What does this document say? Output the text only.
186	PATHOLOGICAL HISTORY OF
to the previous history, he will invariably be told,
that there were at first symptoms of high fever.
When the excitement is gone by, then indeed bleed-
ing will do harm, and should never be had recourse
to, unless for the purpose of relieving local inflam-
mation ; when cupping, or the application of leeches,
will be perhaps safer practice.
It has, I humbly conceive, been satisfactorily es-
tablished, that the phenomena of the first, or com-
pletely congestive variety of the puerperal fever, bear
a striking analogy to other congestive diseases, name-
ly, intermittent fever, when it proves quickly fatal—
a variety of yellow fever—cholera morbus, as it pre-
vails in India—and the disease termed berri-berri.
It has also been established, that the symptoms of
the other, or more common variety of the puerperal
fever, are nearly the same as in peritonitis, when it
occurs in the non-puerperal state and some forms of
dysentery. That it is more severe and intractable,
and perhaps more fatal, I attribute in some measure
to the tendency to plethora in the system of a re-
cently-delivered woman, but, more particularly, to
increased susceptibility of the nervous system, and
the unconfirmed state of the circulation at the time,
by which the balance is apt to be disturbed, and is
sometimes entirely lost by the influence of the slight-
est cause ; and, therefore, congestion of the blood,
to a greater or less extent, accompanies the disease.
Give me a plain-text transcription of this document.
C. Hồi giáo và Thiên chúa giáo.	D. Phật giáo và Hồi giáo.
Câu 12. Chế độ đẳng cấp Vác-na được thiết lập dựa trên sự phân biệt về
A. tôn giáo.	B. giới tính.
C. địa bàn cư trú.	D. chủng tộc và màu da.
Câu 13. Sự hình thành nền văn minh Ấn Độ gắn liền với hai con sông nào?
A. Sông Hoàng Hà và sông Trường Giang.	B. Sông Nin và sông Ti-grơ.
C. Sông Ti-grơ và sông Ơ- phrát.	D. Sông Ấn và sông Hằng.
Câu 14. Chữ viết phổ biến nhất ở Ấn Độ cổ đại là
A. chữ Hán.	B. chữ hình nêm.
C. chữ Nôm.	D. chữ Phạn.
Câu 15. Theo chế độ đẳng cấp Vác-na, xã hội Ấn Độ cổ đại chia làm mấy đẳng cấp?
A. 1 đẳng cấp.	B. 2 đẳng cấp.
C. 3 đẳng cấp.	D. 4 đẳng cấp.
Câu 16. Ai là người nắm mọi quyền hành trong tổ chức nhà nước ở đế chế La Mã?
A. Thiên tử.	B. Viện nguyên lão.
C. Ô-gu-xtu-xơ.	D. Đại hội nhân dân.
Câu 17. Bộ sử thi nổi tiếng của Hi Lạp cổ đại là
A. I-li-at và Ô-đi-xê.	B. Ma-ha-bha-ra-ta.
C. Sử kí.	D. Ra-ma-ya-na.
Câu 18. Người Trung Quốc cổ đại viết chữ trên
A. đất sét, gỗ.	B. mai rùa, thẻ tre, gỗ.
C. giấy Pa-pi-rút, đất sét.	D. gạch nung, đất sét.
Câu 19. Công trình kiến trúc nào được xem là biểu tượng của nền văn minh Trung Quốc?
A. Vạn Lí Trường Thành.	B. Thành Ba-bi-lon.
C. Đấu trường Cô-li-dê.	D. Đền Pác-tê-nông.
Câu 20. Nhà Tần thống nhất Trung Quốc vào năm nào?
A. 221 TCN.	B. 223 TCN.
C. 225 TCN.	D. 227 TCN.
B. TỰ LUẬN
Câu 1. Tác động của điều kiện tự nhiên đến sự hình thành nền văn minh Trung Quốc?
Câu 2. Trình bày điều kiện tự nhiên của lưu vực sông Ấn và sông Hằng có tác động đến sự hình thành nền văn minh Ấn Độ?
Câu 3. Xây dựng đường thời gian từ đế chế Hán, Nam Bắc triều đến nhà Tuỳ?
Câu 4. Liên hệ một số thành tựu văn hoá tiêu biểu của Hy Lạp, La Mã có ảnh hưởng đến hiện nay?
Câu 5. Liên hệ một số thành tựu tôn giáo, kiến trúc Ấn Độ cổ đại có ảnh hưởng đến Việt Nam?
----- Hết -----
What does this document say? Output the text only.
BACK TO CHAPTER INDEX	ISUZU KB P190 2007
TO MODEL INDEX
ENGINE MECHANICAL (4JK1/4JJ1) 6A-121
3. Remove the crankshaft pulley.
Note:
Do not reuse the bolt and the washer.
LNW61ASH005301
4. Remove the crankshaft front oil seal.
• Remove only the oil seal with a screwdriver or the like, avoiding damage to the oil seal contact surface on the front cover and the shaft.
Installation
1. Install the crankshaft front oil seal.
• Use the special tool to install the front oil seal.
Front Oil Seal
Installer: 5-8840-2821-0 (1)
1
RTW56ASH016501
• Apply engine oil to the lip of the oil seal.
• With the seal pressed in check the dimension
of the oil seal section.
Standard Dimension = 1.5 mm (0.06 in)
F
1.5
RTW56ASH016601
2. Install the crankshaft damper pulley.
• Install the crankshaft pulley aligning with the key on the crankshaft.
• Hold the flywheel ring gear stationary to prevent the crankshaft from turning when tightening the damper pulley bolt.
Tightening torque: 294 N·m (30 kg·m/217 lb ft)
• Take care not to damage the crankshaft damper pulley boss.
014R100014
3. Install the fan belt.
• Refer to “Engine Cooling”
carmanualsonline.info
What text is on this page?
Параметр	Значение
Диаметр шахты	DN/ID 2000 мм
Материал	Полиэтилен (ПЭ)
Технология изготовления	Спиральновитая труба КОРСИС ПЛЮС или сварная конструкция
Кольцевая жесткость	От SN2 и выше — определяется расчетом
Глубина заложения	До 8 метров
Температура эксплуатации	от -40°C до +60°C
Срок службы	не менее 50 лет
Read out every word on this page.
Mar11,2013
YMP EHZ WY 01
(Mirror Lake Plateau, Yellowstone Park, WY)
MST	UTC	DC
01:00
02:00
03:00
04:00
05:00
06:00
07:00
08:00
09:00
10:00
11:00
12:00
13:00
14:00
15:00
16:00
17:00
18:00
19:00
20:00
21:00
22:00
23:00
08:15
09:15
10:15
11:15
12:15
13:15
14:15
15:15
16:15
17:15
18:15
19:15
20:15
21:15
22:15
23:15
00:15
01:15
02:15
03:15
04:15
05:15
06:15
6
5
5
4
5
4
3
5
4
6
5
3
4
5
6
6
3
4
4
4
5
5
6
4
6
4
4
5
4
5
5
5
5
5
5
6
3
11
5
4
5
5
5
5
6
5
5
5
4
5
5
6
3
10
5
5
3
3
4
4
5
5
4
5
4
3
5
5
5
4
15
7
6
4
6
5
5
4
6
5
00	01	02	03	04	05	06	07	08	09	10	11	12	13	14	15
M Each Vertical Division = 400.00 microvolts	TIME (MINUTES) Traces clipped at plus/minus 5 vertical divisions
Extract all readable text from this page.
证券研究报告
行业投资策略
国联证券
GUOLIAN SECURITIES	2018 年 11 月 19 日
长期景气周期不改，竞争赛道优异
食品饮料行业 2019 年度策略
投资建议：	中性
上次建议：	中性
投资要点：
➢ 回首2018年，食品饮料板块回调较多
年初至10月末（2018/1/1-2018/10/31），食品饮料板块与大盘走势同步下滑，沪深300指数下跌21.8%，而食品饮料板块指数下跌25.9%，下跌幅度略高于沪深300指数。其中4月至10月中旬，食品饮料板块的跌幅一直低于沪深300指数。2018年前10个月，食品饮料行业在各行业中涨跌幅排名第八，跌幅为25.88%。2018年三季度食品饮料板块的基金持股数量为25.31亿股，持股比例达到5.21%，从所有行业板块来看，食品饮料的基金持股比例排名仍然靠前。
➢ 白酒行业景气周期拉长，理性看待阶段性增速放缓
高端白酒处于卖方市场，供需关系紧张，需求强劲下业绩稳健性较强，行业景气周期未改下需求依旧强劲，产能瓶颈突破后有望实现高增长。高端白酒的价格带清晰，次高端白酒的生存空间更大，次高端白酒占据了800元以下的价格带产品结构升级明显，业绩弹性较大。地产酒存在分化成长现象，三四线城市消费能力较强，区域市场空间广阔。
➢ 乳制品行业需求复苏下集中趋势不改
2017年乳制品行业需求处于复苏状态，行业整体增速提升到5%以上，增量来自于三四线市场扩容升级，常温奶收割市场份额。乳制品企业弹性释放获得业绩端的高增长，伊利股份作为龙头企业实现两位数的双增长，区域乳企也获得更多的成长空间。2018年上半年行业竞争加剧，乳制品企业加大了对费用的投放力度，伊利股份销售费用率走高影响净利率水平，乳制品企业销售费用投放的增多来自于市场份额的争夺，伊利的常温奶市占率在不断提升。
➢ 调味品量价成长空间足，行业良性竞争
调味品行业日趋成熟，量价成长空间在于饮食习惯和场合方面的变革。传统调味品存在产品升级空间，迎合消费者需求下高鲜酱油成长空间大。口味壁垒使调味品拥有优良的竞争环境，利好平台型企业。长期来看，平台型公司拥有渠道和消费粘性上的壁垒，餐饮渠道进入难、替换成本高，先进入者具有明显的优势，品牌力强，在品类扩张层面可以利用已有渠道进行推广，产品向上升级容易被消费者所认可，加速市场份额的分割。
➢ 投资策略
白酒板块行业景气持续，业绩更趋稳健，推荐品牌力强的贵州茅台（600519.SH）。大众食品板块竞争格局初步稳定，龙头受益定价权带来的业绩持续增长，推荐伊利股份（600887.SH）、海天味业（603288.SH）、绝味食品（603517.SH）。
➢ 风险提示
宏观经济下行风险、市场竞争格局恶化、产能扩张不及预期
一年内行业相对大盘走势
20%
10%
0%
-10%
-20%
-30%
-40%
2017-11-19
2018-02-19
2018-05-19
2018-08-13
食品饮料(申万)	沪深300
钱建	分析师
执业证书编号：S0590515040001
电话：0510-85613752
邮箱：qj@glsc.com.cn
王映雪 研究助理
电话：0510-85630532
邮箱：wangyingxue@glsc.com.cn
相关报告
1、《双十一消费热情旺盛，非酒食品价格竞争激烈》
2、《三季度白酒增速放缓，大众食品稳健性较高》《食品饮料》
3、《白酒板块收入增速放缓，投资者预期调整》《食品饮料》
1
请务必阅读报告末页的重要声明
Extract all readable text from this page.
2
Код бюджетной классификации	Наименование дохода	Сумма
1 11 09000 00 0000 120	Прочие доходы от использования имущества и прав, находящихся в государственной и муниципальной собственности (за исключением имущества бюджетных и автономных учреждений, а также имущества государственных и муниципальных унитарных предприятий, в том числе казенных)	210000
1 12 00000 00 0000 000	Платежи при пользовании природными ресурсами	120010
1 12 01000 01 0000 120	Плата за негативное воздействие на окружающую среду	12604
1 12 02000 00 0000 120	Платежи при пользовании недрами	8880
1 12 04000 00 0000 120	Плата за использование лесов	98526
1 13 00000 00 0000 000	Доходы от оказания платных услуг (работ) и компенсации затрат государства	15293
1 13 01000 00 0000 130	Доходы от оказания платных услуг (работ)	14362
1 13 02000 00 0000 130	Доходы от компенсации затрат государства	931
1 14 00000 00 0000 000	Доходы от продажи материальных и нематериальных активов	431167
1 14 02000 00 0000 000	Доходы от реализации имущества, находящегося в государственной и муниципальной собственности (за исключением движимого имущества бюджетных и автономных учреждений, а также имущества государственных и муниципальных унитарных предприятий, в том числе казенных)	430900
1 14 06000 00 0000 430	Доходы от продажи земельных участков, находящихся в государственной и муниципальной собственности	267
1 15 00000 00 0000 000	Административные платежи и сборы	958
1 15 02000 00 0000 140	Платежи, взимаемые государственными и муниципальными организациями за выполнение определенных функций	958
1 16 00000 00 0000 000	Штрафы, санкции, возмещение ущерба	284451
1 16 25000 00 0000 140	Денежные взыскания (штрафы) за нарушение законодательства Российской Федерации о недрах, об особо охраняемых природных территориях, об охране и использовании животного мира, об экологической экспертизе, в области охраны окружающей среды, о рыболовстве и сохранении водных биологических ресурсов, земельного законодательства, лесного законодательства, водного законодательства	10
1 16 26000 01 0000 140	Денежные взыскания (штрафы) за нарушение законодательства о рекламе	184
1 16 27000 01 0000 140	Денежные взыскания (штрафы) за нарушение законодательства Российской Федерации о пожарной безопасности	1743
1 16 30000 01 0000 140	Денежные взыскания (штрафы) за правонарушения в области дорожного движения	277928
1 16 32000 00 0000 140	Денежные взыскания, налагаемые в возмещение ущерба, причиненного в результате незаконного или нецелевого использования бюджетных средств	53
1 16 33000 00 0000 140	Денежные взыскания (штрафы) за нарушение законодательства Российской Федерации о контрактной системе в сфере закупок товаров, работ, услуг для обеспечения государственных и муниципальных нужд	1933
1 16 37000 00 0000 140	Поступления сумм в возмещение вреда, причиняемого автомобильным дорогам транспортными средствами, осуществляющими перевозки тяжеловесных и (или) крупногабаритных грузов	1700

PROBLEM TO WORK ON:
List each line holding the string "hưởng".

FULL OUTPUT:
Câu 4. Liên hệ một số thành tựu văn hoá tiêu biểu của Hy Lạp, La Mã có ảnh hưởng đến hiện nay?
Câu 5. Liên hệ một số thành tựu tôn giáo, kiến trúc Ấn Độ cổ đại có ảnh hưởng đến Việt Nam?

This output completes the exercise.